▽
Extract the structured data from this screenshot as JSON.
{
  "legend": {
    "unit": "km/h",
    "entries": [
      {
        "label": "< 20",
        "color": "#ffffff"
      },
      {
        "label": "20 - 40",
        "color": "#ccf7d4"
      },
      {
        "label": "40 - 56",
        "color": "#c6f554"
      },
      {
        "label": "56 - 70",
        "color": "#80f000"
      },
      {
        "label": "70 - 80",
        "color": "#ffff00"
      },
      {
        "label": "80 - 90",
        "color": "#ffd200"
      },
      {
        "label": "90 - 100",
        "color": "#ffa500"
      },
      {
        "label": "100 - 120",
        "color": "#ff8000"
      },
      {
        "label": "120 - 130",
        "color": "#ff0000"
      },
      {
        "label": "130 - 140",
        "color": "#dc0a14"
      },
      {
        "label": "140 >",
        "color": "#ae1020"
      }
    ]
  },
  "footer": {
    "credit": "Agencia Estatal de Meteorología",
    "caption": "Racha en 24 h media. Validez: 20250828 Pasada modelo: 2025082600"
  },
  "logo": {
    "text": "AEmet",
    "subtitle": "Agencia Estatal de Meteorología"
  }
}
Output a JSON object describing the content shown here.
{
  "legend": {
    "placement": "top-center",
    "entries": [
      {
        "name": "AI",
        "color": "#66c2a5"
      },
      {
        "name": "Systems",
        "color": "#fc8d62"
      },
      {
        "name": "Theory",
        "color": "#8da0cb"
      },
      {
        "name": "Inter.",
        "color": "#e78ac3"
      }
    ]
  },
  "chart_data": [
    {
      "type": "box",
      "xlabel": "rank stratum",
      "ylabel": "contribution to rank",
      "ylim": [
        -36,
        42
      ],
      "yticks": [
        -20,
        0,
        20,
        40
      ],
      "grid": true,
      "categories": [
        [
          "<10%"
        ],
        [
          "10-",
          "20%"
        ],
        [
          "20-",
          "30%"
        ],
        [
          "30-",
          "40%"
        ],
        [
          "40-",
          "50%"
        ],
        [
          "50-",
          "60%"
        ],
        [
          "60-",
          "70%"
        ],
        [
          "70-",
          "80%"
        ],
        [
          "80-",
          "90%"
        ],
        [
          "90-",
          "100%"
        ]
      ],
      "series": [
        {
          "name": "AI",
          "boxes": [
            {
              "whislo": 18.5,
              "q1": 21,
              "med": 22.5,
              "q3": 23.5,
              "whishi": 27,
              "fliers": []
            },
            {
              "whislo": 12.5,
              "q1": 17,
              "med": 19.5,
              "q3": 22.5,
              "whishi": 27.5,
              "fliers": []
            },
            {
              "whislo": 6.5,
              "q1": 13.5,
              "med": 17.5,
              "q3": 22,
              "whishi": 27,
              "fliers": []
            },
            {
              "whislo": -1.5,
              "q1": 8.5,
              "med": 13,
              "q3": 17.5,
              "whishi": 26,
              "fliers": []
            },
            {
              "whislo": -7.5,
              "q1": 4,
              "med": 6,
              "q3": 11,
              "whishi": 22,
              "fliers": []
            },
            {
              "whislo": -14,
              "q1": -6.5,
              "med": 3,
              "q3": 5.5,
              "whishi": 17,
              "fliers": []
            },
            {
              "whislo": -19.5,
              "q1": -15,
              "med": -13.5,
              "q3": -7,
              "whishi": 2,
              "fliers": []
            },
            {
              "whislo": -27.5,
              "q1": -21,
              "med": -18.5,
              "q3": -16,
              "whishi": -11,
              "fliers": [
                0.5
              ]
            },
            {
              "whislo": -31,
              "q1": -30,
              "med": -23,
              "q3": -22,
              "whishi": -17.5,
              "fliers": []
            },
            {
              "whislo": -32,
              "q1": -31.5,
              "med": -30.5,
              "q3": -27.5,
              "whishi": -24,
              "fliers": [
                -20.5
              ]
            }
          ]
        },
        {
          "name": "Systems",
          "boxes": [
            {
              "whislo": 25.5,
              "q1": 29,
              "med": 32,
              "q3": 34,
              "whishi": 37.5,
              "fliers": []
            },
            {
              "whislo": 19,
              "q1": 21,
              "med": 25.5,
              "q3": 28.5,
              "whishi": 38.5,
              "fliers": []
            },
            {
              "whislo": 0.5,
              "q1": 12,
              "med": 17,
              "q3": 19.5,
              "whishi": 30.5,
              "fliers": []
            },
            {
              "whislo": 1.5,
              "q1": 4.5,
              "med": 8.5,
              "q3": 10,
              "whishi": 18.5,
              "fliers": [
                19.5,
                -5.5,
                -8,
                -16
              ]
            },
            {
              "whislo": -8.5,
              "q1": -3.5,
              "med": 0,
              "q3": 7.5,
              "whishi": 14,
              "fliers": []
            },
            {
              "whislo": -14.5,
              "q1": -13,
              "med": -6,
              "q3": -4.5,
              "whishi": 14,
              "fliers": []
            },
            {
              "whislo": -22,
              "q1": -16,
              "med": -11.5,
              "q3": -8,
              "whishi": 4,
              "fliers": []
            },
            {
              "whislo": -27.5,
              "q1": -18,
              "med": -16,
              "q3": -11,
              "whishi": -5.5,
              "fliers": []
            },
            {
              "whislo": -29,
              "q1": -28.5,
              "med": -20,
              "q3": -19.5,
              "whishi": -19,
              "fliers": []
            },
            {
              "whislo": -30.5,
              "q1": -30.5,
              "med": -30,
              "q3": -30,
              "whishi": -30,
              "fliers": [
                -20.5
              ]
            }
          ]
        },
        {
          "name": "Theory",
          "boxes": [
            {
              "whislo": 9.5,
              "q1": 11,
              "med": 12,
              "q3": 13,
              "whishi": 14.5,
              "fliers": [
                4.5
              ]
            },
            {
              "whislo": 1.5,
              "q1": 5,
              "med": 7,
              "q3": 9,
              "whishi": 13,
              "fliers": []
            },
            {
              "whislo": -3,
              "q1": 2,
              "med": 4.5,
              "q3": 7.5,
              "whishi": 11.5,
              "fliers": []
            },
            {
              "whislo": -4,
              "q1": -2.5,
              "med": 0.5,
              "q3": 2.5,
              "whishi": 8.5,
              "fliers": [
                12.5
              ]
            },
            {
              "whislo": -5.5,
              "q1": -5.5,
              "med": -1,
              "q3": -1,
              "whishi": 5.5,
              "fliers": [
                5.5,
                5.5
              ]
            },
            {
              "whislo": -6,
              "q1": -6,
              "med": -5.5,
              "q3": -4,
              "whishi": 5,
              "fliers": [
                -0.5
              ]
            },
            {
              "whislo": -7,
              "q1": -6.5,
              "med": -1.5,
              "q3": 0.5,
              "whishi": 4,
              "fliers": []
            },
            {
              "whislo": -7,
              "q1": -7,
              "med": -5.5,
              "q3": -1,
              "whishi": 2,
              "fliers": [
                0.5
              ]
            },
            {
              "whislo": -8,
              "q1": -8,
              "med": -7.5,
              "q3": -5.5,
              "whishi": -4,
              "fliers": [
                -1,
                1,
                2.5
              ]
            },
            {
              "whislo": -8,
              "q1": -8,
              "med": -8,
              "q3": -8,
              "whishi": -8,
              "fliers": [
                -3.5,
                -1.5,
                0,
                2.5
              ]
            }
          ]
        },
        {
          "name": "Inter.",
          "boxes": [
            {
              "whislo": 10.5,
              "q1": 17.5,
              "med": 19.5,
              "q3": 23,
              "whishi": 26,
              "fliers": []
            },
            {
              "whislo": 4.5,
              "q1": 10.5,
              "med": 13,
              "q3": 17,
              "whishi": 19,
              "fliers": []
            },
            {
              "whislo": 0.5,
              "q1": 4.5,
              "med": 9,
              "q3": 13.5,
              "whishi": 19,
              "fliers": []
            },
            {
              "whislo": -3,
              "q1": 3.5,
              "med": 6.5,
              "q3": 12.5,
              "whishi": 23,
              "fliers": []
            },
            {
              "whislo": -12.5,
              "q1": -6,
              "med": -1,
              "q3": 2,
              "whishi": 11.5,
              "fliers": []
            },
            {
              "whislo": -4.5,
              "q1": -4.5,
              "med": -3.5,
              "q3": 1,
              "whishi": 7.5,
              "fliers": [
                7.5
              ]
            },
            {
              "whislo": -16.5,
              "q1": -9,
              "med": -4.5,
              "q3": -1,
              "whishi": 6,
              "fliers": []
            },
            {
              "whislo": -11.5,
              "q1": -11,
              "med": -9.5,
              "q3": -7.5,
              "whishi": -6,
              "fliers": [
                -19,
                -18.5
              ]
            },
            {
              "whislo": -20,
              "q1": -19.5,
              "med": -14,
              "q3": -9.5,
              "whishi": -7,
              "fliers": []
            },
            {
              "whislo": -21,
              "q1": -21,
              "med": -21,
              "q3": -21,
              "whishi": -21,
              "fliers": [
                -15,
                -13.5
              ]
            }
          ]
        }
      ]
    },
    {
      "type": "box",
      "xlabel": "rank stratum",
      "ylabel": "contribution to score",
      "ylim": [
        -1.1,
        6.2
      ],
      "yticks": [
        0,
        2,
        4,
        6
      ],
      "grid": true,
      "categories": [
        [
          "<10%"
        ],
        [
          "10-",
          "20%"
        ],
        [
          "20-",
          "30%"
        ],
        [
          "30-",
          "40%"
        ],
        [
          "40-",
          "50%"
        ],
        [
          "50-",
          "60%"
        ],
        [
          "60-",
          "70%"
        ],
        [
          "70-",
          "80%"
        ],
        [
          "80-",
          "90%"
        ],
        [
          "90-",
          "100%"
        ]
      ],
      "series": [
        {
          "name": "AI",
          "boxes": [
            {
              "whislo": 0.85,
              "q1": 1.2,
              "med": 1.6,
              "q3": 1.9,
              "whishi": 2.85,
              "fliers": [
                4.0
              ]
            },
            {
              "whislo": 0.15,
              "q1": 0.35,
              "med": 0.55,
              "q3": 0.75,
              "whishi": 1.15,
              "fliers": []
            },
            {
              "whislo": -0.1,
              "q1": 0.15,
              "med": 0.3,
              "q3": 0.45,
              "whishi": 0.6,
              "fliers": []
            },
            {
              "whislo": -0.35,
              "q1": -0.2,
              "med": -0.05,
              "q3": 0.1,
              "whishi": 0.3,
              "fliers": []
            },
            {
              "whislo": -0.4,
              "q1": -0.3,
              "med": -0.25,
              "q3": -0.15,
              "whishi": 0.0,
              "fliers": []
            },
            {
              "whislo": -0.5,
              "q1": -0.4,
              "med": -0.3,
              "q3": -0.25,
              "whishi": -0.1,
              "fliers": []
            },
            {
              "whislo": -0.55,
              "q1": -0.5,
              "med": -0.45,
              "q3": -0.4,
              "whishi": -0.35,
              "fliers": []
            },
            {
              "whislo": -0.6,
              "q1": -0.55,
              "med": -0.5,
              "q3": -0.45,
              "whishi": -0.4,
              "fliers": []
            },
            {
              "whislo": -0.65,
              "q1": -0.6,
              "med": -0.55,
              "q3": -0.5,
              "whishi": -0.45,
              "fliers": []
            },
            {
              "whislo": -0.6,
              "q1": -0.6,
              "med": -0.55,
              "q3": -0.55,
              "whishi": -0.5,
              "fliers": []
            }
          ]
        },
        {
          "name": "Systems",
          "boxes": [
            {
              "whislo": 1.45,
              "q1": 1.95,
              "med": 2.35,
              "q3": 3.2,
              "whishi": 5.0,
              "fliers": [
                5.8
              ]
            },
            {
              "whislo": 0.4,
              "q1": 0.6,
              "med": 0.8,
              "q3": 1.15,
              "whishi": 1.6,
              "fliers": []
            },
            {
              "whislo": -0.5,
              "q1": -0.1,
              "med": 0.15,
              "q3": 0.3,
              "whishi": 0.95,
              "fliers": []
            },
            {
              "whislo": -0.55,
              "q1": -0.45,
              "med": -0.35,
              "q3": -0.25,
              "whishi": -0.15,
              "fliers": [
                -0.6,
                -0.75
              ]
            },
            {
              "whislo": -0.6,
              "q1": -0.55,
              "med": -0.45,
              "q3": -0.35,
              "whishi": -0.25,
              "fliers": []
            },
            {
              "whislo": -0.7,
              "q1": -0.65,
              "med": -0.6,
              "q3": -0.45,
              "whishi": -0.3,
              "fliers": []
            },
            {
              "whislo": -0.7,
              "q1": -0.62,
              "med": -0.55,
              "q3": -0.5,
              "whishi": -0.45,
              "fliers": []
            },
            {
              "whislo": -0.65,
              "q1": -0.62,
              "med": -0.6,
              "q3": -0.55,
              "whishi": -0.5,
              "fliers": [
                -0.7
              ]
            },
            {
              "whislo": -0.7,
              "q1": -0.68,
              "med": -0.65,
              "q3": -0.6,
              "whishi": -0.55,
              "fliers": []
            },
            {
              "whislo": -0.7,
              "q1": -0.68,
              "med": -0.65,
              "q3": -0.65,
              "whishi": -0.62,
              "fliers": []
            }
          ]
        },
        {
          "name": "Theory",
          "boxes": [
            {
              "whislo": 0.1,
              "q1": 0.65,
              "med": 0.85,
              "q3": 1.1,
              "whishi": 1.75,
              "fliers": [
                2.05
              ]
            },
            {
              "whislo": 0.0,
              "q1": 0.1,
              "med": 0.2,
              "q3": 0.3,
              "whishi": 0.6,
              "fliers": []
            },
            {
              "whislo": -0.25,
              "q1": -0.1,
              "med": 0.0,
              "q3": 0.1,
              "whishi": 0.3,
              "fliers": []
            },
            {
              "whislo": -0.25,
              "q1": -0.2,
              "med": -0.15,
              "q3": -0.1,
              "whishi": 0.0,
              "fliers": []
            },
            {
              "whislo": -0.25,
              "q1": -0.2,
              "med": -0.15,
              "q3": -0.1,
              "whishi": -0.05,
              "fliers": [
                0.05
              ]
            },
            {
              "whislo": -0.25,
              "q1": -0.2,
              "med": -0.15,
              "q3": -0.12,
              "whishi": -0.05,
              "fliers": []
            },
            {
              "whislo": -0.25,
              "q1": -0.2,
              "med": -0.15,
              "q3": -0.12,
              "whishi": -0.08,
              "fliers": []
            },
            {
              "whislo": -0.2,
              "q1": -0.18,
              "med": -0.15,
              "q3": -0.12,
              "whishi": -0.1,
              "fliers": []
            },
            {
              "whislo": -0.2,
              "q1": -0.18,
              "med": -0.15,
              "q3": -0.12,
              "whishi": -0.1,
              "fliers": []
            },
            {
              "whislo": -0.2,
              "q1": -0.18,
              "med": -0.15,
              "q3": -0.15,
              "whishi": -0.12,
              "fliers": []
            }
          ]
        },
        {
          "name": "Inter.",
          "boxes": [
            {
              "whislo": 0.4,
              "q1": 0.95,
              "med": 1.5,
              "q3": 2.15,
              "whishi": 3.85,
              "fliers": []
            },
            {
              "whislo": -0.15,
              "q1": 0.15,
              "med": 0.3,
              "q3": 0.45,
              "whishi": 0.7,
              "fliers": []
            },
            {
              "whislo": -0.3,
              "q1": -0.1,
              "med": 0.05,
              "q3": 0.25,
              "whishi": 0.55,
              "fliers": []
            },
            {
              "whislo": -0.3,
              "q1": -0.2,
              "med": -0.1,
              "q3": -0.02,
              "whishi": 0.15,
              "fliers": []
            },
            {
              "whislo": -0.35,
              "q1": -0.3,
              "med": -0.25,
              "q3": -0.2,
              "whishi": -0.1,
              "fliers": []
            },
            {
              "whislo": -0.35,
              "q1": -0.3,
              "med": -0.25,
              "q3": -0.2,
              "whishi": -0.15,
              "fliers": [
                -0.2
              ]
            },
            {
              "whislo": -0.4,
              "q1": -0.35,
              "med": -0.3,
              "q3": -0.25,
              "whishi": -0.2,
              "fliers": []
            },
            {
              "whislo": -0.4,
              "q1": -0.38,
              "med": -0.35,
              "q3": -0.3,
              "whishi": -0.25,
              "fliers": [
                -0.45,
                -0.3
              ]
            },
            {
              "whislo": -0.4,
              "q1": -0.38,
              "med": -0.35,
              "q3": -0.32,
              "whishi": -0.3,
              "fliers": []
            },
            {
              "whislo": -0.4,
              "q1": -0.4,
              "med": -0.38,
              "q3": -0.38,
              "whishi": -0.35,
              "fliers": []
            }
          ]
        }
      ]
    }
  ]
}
△
**Written request:** Of the lines above, how many include the word "Estatal"? Reply with the number alone.

**Written answer:** 2